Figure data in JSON
^^^^^^^^^^^^^^^^

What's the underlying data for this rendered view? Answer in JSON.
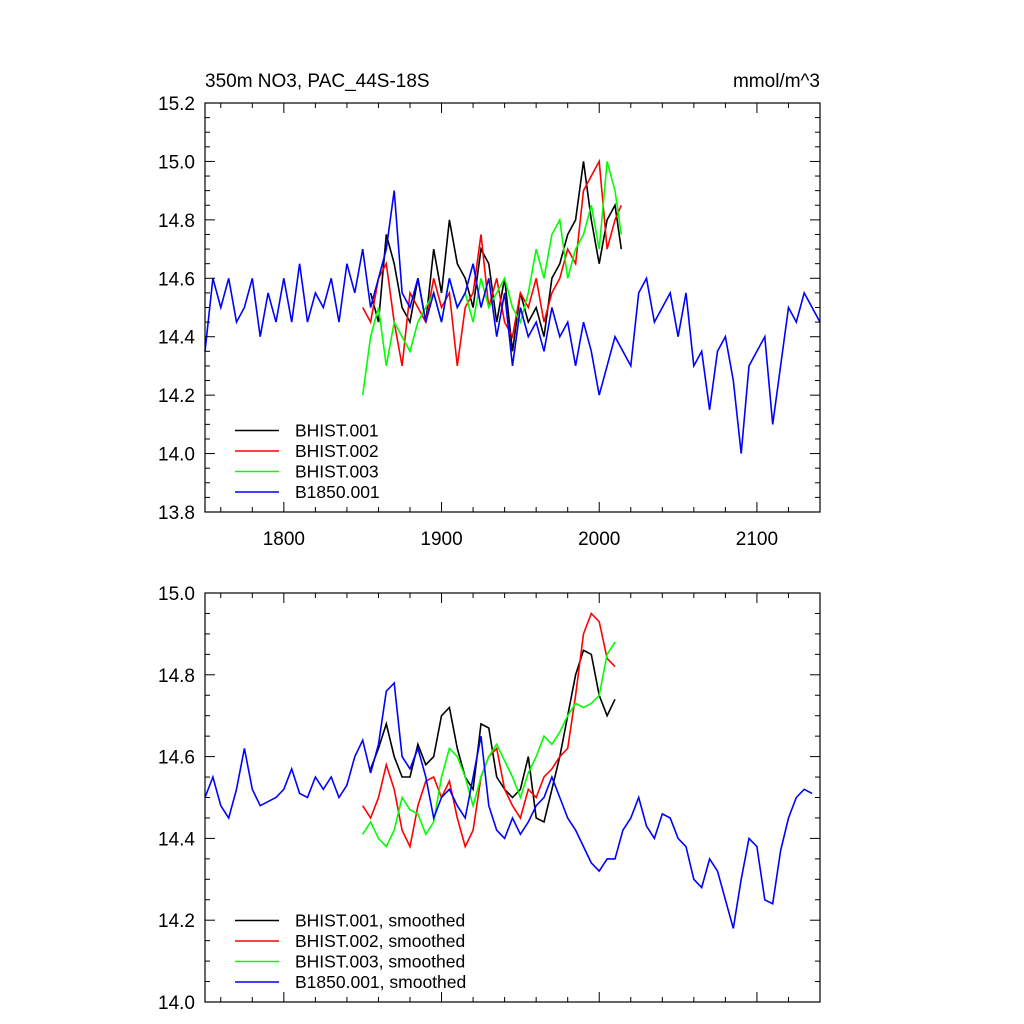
{
  "chart_data": [
    {
      "type": "line",
      "title": "350m NO3, PAC_44S-18S",
      "units": "mmol/m^3",
      "xlim": [
        1750,
        2140
      ],
      "ylim": [
        13.8,
        15.2
      ],
      "x_ticks": [
        1800,
        1900,
        2000,
        2100
      ],
      "y_ticks": [
        13.8,
        14.0,
        14.2,
        14.4,
        14.6,
        14.8,
        15.0,
        15.2
      ],
      "x_tick_labels": [
        "1800",
        "1900",
        "2000",
        "2100"
      ],
      "y_tick_labels": [
        "13.8",
        "14.0",
        "14.2",
        "14.4",
        "14.6",
        "14.8",
        "15.0",
        "15.2"
      ],
      "legend_position": "bottom-left",
      "grid": false,
      "series": [
        {
          "name": "BHIST.001",
          "color": "#000000",
          "x": [
            1855,
            1860,
            1865,
            1870,
            1875,
            1880,
            1885,
            1890,
            1895,
            1900,
            1905,
            1910,
            1915,
            1920,
            1925,
            1930,
            1935,
            1940,
            1945,
            1950,
            1955,
            1960,
            1965,
            1970,
            1975,
            1980,
            1985,
            1990,
            1995,
            2000,
            2005,
            2010,
            2014
          ],
          "values": [
            14.55,
            14.45,
            14.75,
            14.65,
            14.5,
            14.45,
            14.6,
            14.45,
            14.7,
            14.55,
            14.8,
            14.65,
            14.6,
            14.5,
            14.7,
            14.65,
            14.45,
            14.6,
            14.35,
            14.55,
            14.45,
            14.5,
            14.4,
            14.6,
            14.65,
            14.75,
            14.8,
            15.0,
            14.8,
            14.65,
            14.8,
            14.85,
            14.7
          ]
        },
        {
          "name": "BHIST.002",
          "color": "#ff0000",
          "x": [
            1850,
            1855,
            1860,
            1865,
            1870,
            1875,
            1880,
            1885,
            1890,
            1895,
            1900,
            1905,
            1910,
            1915,
            1920,
            1925,
            1930,
            1935,
            1940,
            1945,
            1950,
            1955,
            1960,
            1965,
            1970,
            1975,
            1980,
            1985,
            1990,
            1995,
            2000,
            2005,
            2010,
            2014
          ],
          "values": [
            14.5,
            14.45,
            14.6,
            14.65,
            14.45,
            14.3,
            14.55,
            14.5,
            14.45,
            14.6,
            14.5,
            14.55,
            14.3,
            14.5,
            14.55,
            14.75,
            14.5,
            14.6,
            14.45,
            14.4,
            14.55,
            14.5,
            14.6,
            14.45,
            14.55,
            14.6,
            14.7,
            14.65,
            14.9,
            14.95,
            15.0,
            14.7,
            14.8,
            14.85
          ]
        },
        {
          "name": "BHIST.003",
          "color": "#00ff00",
          "x": [
            1850,
            1855,
            1860,
            1865,
            1870,
            1875,
            1880,
            1885,
            1890,
            1895,
            1900,
            1905,
            1910,
            1915,
            1920,
            1925,
            1930,
            1935,
            1940,
            1945,
            1950,
            1955,
            1960,
            1965,
            1970,
            1975,
            1980,
            1985,
            1990,
            1995,
            2000,
            2005,
            2010,
            2014
          ],
          "values": [
            14.2,
            14.4,
            14.5,
            14.3,
            14.45,
            14.4,
            14.35,
            14.45,
            14.5,
            14.55,
            14.45,
            14.6,
            14.5,
            14.55,
            14.45,
            14.6,
            14.5,
            14.55,
            14.6,
            14.5,
            14.45,
            14.55,
            14.7,
            14.6,
            14.75,
            14.8,
            14.6,
            14.7,
            14.75,
            14.85,
            14.7,
            15.0,
            14.9,
            14.75
          ]
        },
        {
          "name": "B1850.001",
          "color": "#0000ff",
          "x": [
            1750,
            1755,
            1760,
            1765,
            1770,
            1775,
            1780,
            1785,
            1790,
            1795,
            1800,
            1805,
            1810,
            1815,
            1820,
            1825,
            1830,
            1835,
            1840,
            1845,
            1850,
            1855,
            1860,
            1865,
            1870,
            1875,
            1880,
            1885,
            1890,
            1895,
            1900,
            1905,
            1910,
            1915,
            1920,
            1925,
            1930,
            1935,
            1940,
            1945,
            1950,
            1955,
            1960,
            1965,
            1970,
            1975,
            1980,
            1985,
            1990,
            1995,
            2000,
            2005,
            2010,
            2015,
            2020,
            2025,
            2030,
            2035,
            2040,
            2045,
            2050,
            2055,
            2060,
            2065,
            2070,
            2075,
            2080,
            2085,
            2090,
            2095,
            2100,
            2105,
            2110,
            2115,
            2120,
            2125,
            2130,
            2135,
            2140
          ],
          "values": [
            14.35,
            14.6,
            14.5,
            14.6,
            14.45,
            14.5,
            14.6,
            14.4,
            14.55,
            14.45,
            14.6,
            14.45,
            14.65,
            14.45,
            14.55,
            14.5,
            14.6,
            14.45,
            14.65,
            14.55,
            14.7,
            14.5,
            14.6,
            14.7,
            14.9,
            14.55,
            14.5,
            14.6,
            14.45,
            14.55,
            14.45,
            14.6,
            14.5,
            14.55,
            14.65,
            14.5,
            14.6,
            14.4,
            14.55,
            14.3,
            14.5,
            14.4,
            14.45,
            14.35,
            14.5,
            14.4,
            14.45,
            14.3,
            14.45,
            14.35,
            14.2,
            14.3,
            14.4,
            14.35,
            14.3,
            14.55,
            14.6,
            14.45,
            14.5,
            14.55,
            14.4,
            14.55,
            14.3,
            14.35,
            14.15,
            14.35,
            14.4,
            14.25,
            14.0,
            14.3,
            14.35,
            14.4,
            14.1,
            14.3,
            14.5,
            14.45,
            14.55,
            14.5,
            14.45
          ]
        }
      ]
    },
    {
      "type": "line",
      "xlim": [
        1750,
        2140
      ],
      "ylim": [
        14.0,
        15.0
      ],
      "x_ticks": [
        1800,
        1900,
        2000,
        2100
      ],
      "y_ticks": [
        14.0,
        14.2,
        14.4,
        14.6,
        14.8,
        15.0
      ],
      "y_tick_labels": [
        "14.0",
        "14.2",
        "14.4",
        "14.6",
        "14.8",
        "15.0"
      ],
      "legend_position": "bottom-left",
      "grid": false,
      "series": [
        {
          "name": "BHIST.001, smoothed",
          "color": "#000000",
          "x": [
            1855,
            1860,
            1865,
            1870,
            1875,
            1880,
            1885,
            1890,
            1895,
            1900,
            1905,
            1910,
            1915,
            1920,
            1925,
            1930,
            1935,
            1940,
            1945,
            1950,
            1955,
            1960,
            1965,
            1970,
            1975,
            1980,
            1985,
            1990,
            1995,
            2000,
            2005,
            2010
          ],
          "values": [
            14.57,
            14.62,
            14.68,
            14.6,
            14.55,
            14.55,
            14.63,
            14.58,
            14.6,
            14.7,
            14.72,
            14.62,
            14.55,
            14.52,
            14.68,
            14.67,
            14.55,
            14.52,
            14.5,
            14.52,
            14.6,
            14.45,
            14.44,
            14.52,
            14.6,
            14.7,
            14.8,
            14.86,
            14.85,
            14.75,
            14.7,
            14.74
          ]
        },
        {
          "name": "BHIST.002, smoothed",
          "color": "#ff0000",
          "x": [
            1850,
            1855,
            1860,
            1865,
            1870,
            1875,
            1880,
            1885,
            1890,
            1895,
            1900,
            1905,
            1910,
            1915,
            1920,
            1925,
            1930,
            1935,
            1940,
            1945,
            1950,
            1955,
            1960,
            1965,
            1970,
            1975,
            1980,
            1985,
            1990,
            1995,
            2000,
            2005,
            2010
          ],
          "values": [
            14.48,
            14.45,
            14.5,
            14.58,
            14.52,
            14.42,
            14.38,
            14.48,
            14.54,
            14.55,
            14.5,
            14.54,
            14.45,
            14.38,
            14.42,
            14.55,
            14.6,
            14.62,
            14.52,
            14.48,
            14.45,
            14.52,
            14.5,
            14.55,
            14.57,
            14.6,
            14.62,
            14.75,
            14.9,
            14.95,
            14.93,
            14.84,
            14.82
          ]
        },
        {
          "name": "BHIST.003, smoothed",
          "color": "#00ff00",
          "x": [
            1850,
            1855,
            1860,
            1865,
            1870,
            1875,
            1880,
            1885,
            1890,
            1895,
            1900,
            1905,
            1910,
            1915,
            1920,
            1925,
            1930,
            1935,
            1940,
            1945,
            1950,
            1955,
            1960,
            1965,
            1970,
            1975,
            1980,
            1985,
            1990,
            1995,
            2000,
            2005,
            2010
          ],
          "values": [
            14.41,
            14.44,
            14.4,
            14.38,
            14.42,
            14.5,
            14.47,
            14.46,
            14.41,
            14.44,
            14.55,
            14.62,
            14.6,
            14.55,
            14.48,
            14.55,
            14.6,
            14.63,
            14.59,
            14.55,
            14.5,
            14.56,
            14.6,
            14.65,
            14.63,
            14.66,
            14.7,
            14.73,
            14.72,
            14.73,
            14.75,
            14.85,
            14.88
          ]
        },
        {
          "name": "B1850.001, smoothed",
          "color": "#0000ff",
          "x": [
            1750,
            1755,
            1760,
            1765,
            1770,
            1775,
            1780,
            1785,
            1790,
            1795,
            1800,
            1805,
            1810,
            1815,
            1820,
            1825,
            1830,
            1835,
            1840,
            1845,
            1850,
            1855,
            1860,
            1865,
            1870,
            1875,
            1880,
            1885,
            1890,
            1895,
            1900,
            1905,
            1910,
            1915,
            1920,
            1925,
            1930,
            1935,
            1940,
            1945,
            1950,
            1955,
            1960,
            1965,
            1970,
            1975,
            1980,
            1985,
            1990,
            1995,
            2000,
            2005,
            2010,
            2015,
            2020,
            2025,
            2030,
            2035,
            2040,
            2045,
            2050,
            2055,
            2060,
            2065,
            2070,
            2075,
            2080,
            2085,
            2090,
            2095,
            2100,
            2105,
            2110,
            2115,
            2120,
            2125,
            2130,
            2135
          ],
          "values": [
            14.5,
            14.55,
            14.48,
            14.45,
            14.52,
            14.62,
            14.52,
            14.48,
            14.49,
            14.5,
            14.52,
            14.57,
            14.51,
            14.5,
            14.55,
            14.52,
            14.55,
            14.5,
            14.53,
            14.6,
            14.64,
            14.56,
            14.63,
            14.76,
            14.78,
            14.6,
            14.57,
            14.62,
            14.55,
            14.45,
            14.5,
            14.52,
            14.48,
            14.45,
            14.55,
            14.65,
            14.48,
            14.42,
            14.4,
            14.45,
            14.41,
            14.44,
            14.48,
            14.5,
            14.55,
            14.5,
            14.45,
            14.42,
            14.38,
            14.34,
            14.32,
            14.35,
            14.35,
            14.42,
            14.45,
            14.5,
            14.43,
            14.4,
            14.46,
            14.45,
            14.4,
            14.38,
            14.3,
            14.28,
            14.35,
            14.32,
            14.25,
            14.18,
            14.3,
            14.4,
            14.38,
            14.25,
            14.24,
            14.37,
            14.45,
            14.5,
            14.52,
            14.51
          ]
        }
      ]
    }
  ],
  "colors": {
    "axis": "#000000",
    "background": "#ffffff"
  }
}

^^^^^^^^^^^^^^^^

Work to do:
Read through the lines above and collect those that contain the string "name".

The answer:
          "name": "BHIST.001",
          "name": "BHIST.002",
          "name": "BHIST.003",
          "name": "B1850.001",
          "name": "BHIST.001, smoothed",
          "name": "BHIST.002, smoothed",
          "name": "BHIST.003, smoothed",
          "name": "B1850.001, smoothed",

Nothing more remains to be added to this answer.